> [WHAT YOU WILL DO] Write out the records below word for word, please.

___ EXTRACTED RECORDS ___

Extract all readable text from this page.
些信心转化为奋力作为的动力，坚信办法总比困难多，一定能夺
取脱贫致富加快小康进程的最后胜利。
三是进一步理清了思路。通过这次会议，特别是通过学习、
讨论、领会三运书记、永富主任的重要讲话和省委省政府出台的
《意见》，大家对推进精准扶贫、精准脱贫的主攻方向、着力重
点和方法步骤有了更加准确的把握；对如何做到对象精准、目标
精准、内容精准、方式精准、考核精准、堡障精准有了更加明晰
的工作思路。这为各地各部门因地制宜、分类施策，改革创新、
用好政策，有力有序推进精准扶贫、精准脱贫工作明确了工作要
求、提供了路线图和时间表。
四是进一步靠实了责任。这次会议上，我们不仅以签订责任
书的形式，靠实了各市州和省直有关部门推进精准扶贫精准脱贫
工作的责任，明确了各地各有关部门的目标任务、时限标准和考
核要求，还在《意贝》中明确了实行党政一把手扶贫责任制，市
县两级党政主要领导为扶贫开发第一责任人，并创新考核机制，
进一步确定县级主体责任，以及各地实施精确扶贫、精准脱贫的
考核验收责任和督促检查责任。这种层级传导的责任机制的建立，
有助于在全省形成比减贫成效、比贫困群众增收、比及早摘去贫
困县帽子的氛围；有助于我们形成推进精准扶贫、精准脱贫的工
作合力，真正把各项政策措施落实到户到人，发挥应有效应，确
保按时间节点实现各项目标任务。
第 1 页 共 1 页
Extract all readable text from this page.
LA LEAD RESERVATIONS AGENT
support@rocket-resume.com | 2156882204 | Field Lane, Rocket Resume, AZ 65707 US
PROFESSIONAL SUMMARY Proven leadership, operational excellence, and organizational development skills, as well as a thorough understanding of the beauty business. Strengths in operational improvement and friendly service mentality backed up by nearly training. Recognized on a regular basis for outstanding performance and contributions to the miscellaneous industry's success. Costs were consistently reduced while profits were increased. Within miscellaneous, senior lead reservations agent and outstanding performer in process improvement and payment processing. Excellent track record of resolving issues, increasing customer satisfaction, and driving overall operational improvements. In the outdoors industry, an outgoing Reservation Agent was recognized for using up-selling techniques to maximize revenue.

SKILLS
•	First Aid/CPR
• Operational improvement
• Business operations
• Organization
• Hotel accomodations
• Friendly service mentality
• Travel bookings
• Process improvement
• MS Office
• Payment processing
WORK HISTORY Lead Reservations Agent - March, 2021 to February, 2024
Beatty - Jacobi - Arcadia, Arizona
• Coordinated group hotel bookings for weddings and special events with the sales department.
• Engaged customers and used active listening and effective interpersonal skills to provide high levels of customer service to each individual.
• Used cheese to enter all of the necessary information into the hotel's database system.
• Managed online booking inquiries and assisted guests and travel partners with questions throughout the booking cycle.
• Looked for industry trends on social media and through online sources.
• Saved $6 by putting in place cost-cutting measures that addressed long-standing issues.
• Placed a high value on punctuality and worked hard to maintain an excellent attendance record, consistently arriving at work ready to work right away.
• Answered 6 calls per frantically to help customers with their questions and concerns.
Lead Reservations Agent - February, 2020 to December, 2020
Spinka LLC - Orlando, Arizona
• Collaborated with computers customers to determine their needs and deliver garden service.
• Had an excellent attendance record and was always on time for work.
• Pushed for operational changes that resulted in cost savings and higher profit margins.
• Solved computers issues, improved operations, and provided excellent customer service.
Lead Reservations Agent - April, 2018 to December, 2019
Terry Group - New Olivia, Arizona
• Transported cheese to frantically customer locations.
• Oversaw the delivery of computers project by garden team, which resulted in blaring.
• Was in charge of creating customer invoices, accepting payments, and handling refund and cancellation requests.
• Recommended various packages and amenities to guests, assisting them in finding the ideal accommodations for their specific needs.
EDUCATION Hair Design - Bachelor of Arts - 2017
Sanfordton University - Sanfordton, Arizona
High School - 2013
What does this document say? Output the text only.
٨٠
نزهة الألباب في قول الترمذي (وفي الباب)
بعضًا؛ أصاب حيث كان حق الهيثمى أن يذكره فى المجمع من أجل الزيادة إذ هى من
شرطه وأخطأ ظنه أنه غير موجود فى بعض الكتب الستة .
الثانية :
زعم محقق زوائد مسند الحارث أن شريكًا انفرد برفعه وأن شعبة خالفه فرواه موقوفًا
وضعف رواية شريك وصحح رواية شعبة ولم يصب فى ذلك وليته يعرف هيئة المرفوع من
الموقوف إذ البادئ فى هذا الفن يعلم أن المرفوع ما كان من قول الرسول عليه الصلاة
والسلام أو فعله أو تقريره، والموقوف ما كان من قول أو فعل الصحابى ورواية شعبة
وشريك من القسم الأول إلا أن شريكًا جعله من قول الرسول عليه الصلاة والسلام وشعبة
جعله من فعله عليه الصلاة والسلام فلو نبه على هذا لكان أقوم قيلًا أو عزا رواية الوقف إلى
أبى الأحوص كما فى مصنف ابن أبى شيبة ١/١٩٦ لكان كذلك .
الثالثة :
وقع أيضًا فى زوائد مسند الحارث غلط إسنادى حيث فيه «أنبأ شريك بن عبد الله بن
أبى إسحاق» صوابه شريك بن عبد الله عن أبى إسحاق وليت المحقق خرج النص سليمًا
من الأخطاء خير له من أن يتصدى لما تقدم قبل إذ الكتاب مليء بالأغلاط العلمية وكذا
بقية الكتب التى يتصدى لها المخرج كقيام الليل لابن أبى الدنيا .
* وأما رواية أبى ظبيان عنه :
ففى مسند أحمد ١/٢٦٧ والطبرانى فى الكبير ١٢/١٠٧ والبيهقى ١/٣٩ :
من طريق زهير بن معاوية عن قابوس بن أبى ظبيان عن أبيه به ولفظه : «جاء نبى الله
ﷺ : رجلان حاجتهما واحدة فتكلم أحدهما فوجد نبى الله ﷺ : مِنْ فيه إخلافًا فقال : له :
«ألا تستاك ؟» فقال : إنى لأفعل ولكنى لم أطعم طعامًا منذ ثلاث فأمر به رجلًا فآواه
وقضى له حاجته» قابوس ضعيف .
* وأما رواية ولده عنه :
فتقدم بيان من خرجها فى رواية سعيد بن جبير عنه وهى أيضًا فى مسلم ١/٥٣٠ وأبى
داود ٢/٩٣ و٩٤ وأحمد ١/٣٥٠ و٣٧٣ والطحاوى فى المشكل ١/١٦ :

___

> [RESULT FOR THIS TASK]
Extract all readable text from this page.
些信心转化为奋力作为的动力，坚信办法总比困难多，一定能夺
取脱贫致富加快小康进程的最后胜利。
三是进一步理清了思路。通过这次会议，特别是通过学习、
讨论、领会三运书记、永富主任的重要讲话和省委省政府出台的
《意见》，大家对推进精准扶贫、精准脱贫的主攻方向、着力重
点和方法步骤有了更加准确的把握；对如何做到对象精准、目标
精准、内容精准、方式精准、考核精准、堡障精准有了更加明晰
的工作思路。这为各地各部门因地制宜、分类施策，改革创新、
用好政策，有力有序推进精准扶贫、精准脱贫工作明确了工作要
求、提供了路线图和时间表。
四是进一步靠实了责任。这次会议上，我们不仅以签订责任
书的形式，靠实了各市州和省直有关部门推进精准扶贫精准脱贫
工作的责任，明确了各地各有关部门的目标任务、时限标准和考
核要求，还在《意贝》中明确了实行党政一把手扶贫责任制，市
县两级党政主要领导为扶贫开发第一责任人，并创新考核机制，
进一步确定县级主体责任，以及各地实施精确扶贫、精准脱贫的
考核验收责任和督促检查责任。这种层级传导的责任机制的建立，
有助于在全省形成比减贫成效、比贫困群众增收、比及早摘去贫
困县帽子的氛围；有助于我们形成推进精准扶贫、精准脱贫的工
作合力，真正把各项政策措施落实到户到人，发挥应有效应，确
保按时间节点实现各项目标任务。
第 1 页 共 1 页
Extract all readable text from this page.
LA LEAD RESERVATIONS AGENT
support@rocket-resume.com | 2156882204 | Field Lane, Rocket Resume, AZ 65707 US
PROFESSIONAL SUMMARY Proven leadership, operational excellence, and organizational development skills, as well as a thorough understanding of the beauty business. Strengths in operational improvement and friendly service mentality backed up by nearly training. Recognized on a regular basis for outstanding performance and contributions to the miscellaneous industry's success. Costs were consistently reduced while profits were increased. Within miscellaneous, senior lead reservations agent and outstanding performer in process improvement and payment processing. Excellent track record of resolving issues, increasing customer satisfaction, and driving overall operational improvements. In the outdoors industry, an outgoing Reservation Agent was recognized for using up-selling techniques to maximize revenue.

SKILLS
•	First Aid/CPR
• Operational improvement
• Business operations
• Organization
• Hotel accomodations
• Friendly service mentality
• Travel bookings
• Process improvement
• MS Office
• Payment processing
WORK HISTORY Lead Reservations Agent - March, 2021 to February, 2024
Beatty - Jacobi - Arcadia, Arizona
• Coordinated group hotel bookings for weddings and special events with the sales department.
• Engaged customers and used active listening and effective interpersonal skills to provide high levels of customer service to each individual.
• Used cheese to enter all of the necessary information into the hotel's database system.
• Managed online booking inquiries and assisted guests and travel partners with questions throughout the booking cycle.
• Looked for industry trends on social media and through online sources.
• Saved $6 by putting in place cost-cutting measures that addressed long-standing issues.
• Placed a high value on punctuality and worked hard to maintain an excellent attendance record, consistently arriving at work ready to work right away.
• Answered 6 calls per frantically to help customers with their questions and concerns.
Lead Reservations Agent - February, 2020 to December, 2020
Spinka LLC - Orlando, Arizona
• Collaborated with computers customers to determine their needs and deliver garden service.
• Had an excellent attendance record and was always on time for work.
• Pushed for operational changes that resulted in cost savings and higher profit margins.
• Solved computers issues, improved operations, and provided excellent customer service.
Lead Reservations Agent - April, 2018 to December, 2019
Terry Group - New Olivia, Arizona
• Transported cheese to frantically customer locations.
• Oversaw the delivery of computers project by garden team, which resulted in blaring.
• Was in charge of creating customer invoices, accepting payments, and handling refund and cancellation requests.
• Recommended various packages and amenities to guests, assisting them in finding the ideal accommodations for their specific needs.
EDUCATION Hair Design - Bachelor of Arts - 2017
Sanfordton University - Sanfordton, Arizona
High School - 2013
What does this document say? Output the text only.
٨٠
نزهة الألباب في قول الترمذي (وفي الباب)
بعضًا؛ أصاب حيث كان حق الهيثمى أن يذكره فى المجمع من أجل الزيادة إذ هى من
شرطه وأخطأ ظنه أنه غير موجود فى بعض الكتب الستة .
الثانية :
زعم محقق زوائد مسند الحارث أن شريكًا انفرد برفعه وأن شعبة خالفه فرواه موقوفًا
وضعف رواية شريك وصحح رواية شعبة ولم يصب فى ذلك وليته يعرف هيئة المرفوع من
الموقوف إذ البادئ فى هذا الفن يعلم أن المرفوع ما كان من قول الرسول عليه الصلاة
والسلام أو فعله أو تقريره، والموقوف ما كان من قول أو فعل الصحابى ورواية شعبة
وشريك من القسم الأول إلا أن شريكًا جعله من قول الرسول عليه الصلاة والسلام وشعبة
جعله من فعله عليه الصلاة والسلام فلو نبه على هذا لكان أقوم قيلًا أو عزا رواية الوقف إلى
أبى الأحوص كما فى مصنف ابن أبى شيبة ١/١٩٦ لكان كذلك .
الثالثة :
وقع أيضًا فى زوائد مسند الحارث غلط إسنادى حيث فيه «أنبأ شريك بن عبد الله بن
أبى إسحاق» صوابه شريك بن عبد الله عن أبى إسحاق وليت المحقق خرج النص سليمًا
من الأخطاء خير له من أن يتصدى لما تقدم قبل إذ الكتاب مليء بالأغلاط العلمية وكذا
بقية الكتب التى يتصدى لها المخرج كقيام الليل لابن أبى الدنيا .
* وأما رواية أبى ظبيان عنه :
ففى مسند أحمد ١/٢٦٧ والطبرانى فى الكبير ١٢/١٠٧ والبيهقى ١/٣٩ :
من طريق زهير بن معاوية عن قابوس بن أبى ظبيان عن أبيه به ولفظه : «جاء نبى الله
ﷺ : رجلان حاجتهما واحدة فتكلم أحدهما فوجد نبى الله ﷺ : مِنْ فيه إخلافًا فقال : له :
«ألا تستاك ؟» فقال : إنى لأفعل ولكنى لم أطعم طعامًا منذ ثلاث فأمر به رجلًا فآواه
وقضى له حاجته» قابوس ضعيف .
* وأما رواية ولده عنه :
فتقدم بيان من خرجها فى رواية سعيد بن جبير عنه وهى أيضًا فى مسلم ١/٥٣٠ وأبى
داود ٢/٩٣ و٩٤ وأحمد ١/٣٥٠ و٣٧٣ والطحاوى فى المشكل ١/١٦ :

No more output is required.